→ **TASK INSTRUCTIONS**
Reproduce the records verbatim, from the first line up to and including the line containing "legend-label: Haglél xyxy=(442,752,472,763)".

→ **EXERCISE DATA**
= = = = = = =

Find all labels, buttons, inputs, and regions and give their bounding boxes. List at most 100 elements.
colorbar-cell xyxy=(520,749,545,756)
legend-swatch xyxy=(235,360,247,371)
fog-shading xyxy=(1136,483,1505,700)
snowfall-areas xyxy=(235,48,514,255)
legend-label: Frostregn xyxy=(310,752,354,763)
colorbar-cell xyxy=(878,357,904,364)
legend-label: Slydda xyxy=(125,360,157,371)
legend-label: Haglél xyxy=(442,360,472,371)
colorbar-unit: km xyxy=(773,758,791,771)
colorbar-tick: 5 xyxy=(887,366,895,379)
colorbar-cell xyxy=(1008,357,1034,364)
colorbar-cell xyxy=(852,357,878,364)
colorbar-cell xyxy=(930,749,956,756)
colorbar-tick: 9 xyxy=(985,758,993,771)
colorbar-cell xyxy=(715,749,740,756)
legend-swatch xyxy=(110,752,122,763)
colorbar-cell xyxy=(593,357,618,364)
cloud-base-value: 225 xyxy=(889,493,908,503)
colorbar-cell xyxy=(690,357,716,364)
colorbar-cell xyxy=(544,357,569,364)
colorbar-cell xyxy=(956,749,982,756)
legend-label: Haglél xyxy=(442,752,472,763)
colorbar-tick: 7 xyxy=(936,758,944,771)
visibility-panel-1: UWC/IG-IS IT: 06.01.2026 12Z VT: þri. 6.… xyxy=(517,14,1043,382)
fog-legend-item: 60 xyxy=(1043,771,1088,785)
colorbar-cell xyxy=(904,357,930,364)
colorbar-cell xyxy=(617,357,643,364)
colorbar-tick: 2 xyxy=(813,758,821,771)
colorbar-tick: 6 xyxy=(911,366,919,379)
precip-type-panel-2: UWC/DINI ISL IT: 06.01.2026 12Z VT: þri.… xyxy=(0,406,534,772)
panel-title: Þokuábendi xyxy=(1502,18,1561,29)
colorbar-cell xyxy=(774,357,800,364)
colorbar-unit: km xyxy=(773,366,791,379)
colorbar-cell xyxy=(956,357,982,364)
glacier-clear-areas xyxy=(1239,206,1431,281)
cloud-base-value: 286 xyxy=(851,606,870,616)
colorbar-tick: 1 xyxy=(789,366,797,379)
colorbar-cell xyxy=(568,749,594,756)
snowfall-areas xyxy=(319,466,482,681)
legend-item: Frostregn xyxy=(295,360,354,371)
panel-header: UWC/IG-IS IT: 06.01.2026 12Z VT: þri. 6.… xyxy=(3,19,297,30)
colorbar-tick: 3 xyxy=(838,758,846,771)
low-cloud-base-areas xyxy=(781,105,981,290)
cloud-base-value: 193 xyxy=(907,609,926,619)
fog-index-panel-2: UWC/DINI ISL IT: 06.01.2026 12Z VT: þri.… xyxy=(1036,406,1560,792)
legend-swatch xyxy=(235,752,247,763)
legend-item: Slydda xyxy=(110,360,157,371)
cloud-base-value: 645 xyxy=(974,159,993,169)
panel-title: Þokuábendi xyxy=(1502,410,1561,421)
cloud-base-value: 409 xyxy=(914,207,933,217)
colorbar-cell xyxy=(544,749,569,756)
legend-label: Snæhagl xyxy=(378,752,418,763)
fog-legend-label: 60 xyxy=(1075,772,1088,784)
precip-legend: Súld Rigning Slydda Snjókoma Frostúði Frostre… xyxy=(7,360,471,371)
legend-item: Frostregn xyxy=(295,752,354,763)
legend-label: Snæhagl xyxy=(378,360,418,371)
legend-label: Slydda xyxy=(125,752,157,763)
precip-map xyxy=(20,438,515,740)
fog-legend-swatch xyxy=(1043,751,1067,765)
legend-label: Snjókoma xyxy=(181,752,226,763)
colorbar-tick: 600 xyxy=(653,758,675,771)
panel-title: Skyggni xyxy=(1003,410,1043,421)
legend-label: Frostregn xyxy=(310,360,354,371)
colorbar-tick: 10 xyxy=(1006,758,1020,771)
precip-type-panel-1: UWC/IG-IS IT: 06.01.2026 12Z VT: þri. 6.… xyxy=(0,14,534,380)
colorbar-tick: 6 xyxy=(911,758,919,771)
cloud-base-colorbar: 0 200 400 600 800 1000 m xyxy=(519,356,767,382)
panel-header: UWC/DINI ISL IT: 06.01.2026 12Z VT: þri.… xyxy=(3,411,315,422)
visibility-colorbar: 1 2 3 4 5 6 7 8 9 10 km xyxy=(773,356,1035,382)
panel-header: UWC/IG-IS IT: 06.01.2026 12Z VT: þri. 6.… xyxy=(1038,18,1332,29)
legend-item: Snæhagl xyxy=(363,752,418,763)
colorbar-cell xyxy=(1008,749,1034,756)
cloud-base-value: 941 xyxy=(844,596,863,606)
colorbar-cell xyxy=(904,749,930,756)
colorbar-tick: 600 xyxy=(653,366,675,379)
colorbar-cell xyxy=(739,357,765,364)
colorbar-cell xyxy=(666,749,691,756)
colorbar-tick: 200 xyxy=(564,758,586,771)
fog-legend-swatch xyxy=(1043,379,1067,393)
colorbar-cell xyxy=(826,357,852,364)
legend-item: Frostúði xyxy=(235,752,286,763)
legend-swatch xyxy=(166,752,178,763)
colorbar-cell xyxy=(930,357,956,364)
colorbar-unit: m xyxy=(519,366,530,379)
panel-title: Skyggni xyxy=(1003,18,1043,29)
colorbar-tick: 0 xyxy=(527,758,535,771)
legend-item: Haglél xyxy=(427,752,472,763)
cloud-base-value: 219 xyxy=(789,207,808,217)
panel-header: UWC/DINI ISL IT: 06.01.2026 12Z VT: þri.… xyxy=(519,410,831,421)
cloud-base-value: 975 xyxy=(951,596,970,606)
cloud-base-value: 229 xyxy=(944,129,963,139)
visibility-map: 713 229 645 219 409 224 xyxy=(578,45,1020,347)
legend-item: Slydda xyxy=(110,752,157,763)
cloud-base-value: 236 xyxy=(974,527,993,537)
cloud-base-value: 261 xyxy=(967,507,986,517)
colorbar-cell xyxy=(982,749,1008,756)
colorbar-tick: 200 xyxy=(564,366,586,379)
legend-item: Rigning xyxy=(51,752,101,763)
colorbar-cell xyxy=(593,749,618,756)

= = = = = = =

→ **OUTPUT FOR THIS EXERCISE**
Find all labels, buttons, inputs, and regions and give their bounding boxes. List at most 100 elements.
colorbar-cell xyxy=(520,749,545,756)
legend-swatch xyxy=(235,360,247,371)
fog-shading xyxy=(1136,483,1505,700)
snowfall-areas xyxy=(235,48,514,255)
legend-label: Frostregn xyxy=(310,752,354,763)
colorbar-cell xyxy=(878,357,904,364)
legend-label: Slydda xyxy=(125,360,157,371)
legend-label: Haglél xyxy=(442,360,472,371)
colorbar-unit: km xyxy=(773,758,791,771)
colorbar-tick: 5 xyxy=(887,366,895,379)
colorbar-cell xyxy=(1008,357,1034,364)
colorbar-cell xyxy=(852,357,878,364)
colorbar-cell xyxy=(930,749,956,756)
colorbar-tick: 9 xyxy=(985,758,993,771)
colorbar-cell xyxy=(715,749,740,756)
legend-swatch xyxy=(110,752,122,763)
colorbar-cell xyxy=(593,357,618,364)
cloud-base-value: 225 xyxy=(889,493,908,503)
colorbar-cell xyxy=(690,357,716,364)
colorbar-cell xyxy=(544,357,569,364)
colorbar-cell xyxy=(956,749,982,756)
legend-label: Haglél xyxy=(442,752,472,763)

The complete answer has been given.